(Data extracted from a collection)
====

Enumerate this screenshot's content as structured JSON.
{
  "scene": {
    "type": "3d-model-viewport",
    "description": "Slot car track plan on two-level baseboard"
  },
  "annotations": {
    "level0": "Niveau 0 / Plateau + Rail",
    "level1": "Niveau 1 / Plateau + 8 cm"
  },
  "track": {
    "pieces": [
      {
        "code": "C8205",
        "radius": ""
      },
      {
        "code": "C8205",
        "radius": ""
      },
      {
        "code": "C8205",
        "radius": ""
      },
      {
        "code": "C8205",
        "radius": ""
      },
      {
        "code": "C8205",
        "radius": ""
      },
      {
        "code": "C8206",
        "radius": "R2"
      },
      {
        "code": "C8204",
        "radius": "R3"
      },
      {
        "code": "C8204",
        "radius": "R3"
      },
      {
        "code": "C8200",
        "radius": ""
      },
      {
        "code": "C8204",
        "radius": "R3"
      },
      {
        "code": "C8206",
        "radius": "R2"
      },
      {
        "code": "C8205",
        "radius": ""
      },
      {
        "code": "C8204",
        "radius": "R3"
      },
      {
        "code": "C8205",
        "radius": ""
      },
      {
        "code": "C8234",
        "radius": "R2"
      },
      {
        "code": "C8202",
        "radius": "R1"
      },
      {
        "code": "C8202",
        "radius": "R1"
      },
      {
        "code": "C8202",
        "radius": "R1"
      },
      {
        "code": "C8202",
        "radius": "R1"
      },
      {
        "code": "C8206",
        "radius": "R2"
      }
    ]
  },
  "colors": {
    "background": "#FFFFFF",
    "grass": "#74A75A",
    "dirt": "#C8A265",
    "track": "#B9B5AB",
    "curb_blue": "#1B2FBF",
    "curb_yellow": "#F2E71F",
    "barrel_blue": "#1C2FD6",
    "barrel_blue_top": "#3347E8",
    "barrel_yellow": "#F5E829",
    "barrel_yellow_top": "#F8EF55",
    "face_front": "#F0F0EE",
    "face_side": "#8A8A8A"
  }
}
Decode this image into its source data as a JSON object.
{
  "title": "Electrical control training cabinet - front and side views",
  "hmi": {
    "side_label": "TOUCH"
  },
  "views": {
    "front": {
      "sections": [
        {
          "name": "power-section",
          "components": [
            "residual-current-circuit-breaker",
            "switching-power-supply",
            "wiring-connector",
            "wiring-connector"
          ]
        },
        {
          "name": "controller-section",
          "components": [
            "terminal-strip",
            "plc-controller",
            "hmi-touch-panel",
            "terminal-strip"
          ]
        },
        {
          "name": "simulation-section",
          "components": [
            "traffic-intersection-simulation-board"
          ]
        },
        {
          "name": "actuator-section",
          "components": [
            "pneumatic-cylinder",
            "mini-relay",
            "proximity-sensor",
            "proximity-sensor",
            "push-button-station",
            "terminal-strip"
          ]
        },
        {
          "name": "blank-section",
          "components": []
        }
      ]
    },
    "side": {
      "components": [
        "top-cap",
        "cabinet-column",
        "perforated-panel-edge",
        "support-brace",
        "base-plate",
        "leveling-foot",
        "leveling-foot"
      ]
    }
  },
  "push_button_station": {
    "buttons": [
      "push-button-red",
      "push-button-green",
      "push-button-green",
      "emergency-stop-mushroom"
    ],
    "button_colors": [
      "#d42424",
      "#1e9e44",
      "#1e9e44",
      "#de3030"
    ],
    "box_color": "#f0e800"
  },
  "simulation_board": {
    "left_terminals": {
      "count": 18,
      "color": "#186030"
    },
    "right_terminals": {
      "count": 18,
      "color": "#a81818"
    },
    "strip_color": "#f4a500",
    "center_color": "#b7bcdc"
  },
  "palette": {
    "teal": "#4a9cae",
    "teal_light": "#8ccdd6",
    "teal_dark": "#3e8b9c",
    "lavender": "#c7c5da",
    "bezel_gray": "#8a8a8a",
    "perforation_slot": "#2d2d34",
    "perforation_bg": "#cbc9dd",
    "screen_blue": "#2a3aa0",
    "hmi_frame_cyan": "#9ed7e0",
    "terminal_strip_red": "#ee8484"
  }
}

====

**The request**
Type out the full listing again, exactly as given.

**Output below**
Enumerate this screenshot's content as structured JSON.
{
  "scene": {
    "type": "3d-model-viewport",
    "description": "Slot car track plan on two-level baseboard"
  },
  "annotations": {
    "level0": "Niveau 0 / Plateau + Rail",
    "level1": "Niveau 1 / Plateau + 8 cm"
  },
  "track": {
    "pieces": [
      {
        "code": "C8205",
        "radius": ""
      },
      {
        "code": "C8205",
        "radius": ""
      },
      {
        "code": "C8205",
        "radius": ""
      },
      {
        "code": "C8205",
        "radius": ""
      },
      {
        "code": "C8205",
        "radius": ""
      },
      {
        "code": "C8206",
        "radius": "R2"
      },
      {
        "code": "C8204",
        "radius": "R3"
      },
      {
        "code": "C8204",
        "radius": "R3"
      },
      {
        "code": "C8200",
        "radius": ""
      },
      {
        "code": "C8204",
        "radius": "R3"
      },
      {
        "code": "C8206",
        "radius": "R2"
      },
      {
        "code": "C8205",
        "radius": ""
      },
      {
        "code": "C8204",
        "radius": "R3"
      },
      {
        "code": "C8205",
        "radius": ""
      },
      {
        "code": "C8234",
        "radius": "R2"
      },
      {
        "code": "C8202",
        "radius": "R1"
      },
      {
        "code": "C8202",
        "radius": "R1"
      },
      {
        "code": "C8202",
        "radius": "R1"
      },
      {
        "code": "C8202",
        "radius": "R1"
      },
      {
        "code": "C8206",
        "radius": "R2"
      }
    ]
  },
  "colors": {
    "background": "#FFFFFF",
    "grass": "#74A75A",
    "dirt": "#C8A265",
    "track": "#B9B5AB",
    "curb_blue": "#1B2FBF",
    "curb_yellow": "#F2E71F",
    "barrel_blue": "#1C2FD6",
    "barrel_blue_top": "#3347E8",
    "barrel_yellow": "#F5E829",
    "barrel_yellow_top": "#F8EF55",
    "face_front": "#F0F0EE",
    "face_side": "#8A8A8A"
  }
}
Decode this image into its source data as a JSON object.
{
  "title": "Electrical control training cabinet - front and side views",
  "hmi": {
    "side_label": "TOUCH"
  },
  "views": {
    "front": {
      "sections": [
        {
          "name": "power-section",
          "components": [
            "residual-current-circuit-breaker",
            "switching-power-supply",
            "wiring-connector",
            "wiring-connector"
          ]
        },
        {
          "name": "controller-section",
          "components": [
            "terminal-strip",
            "plc-controller",
            "hmi-touch-panel",
            "terminal-strip"
          ]
        },
        {
          "name": "simulation-section",
          "components": [
            "traffic-intersection-simulation-board"
          ]
        },
        {
          "name": "actuator-section",
          "components": [
            "pneumatic-cylinder",
            "mini-relay",
            "proximity-sensor",
            "proximity-sensor",
            "push-button-station",
            "terminal-strip"
          ]
        },
        {
          "name": "blank-section",
          "components": []
        }
      ]
    },
    "side": {
      "components": [
        "top-cap",
        "cabinet-column",
        "perforated-panel-edge",
        "support-brace",
        "base-plate",
        "leveling-foot",
        "leveling-foot"
      ]
    }
  },
  "push_button_station": {
    "buttons": [
      "push-button-red",
      "push-button-green",
      "push-button-green",
      "emergency-stop-mushroom"
    ],
    "button_colors": [
      "#d42424",
      "#1e9e44",
      "#1e9e44",
      "#de3030"
    ],
    "box_color": "#f0e800"
  },
  "simulation_board": {
    "left_terminals": {
      "count": 18,
      "color": "#186030"
    },
    "right_terminals": {
      "count": 18,
      "color": "#a81818"
    },
    "strip_color": "#f4a500",
    "center_color": "#b7bcdc"
  },
  "palette": {
    "teal": "#4a9cae",
    "teal_light": "#8ccdd6",
    "teal_dark": "#3e8b9c",
    "lavender": "#c7c5da",
    "bezel_gray": "#8a8a8a",
    "perforation_slot": "#2d2d34",
    "perforation_bg": "#cbc9dd",
    "screen_blue": "#2a3aa0",
    "hmi_frame_cyan": "#9ed7e0",
    "terminal_strip_red": "#ee8484"
  }
}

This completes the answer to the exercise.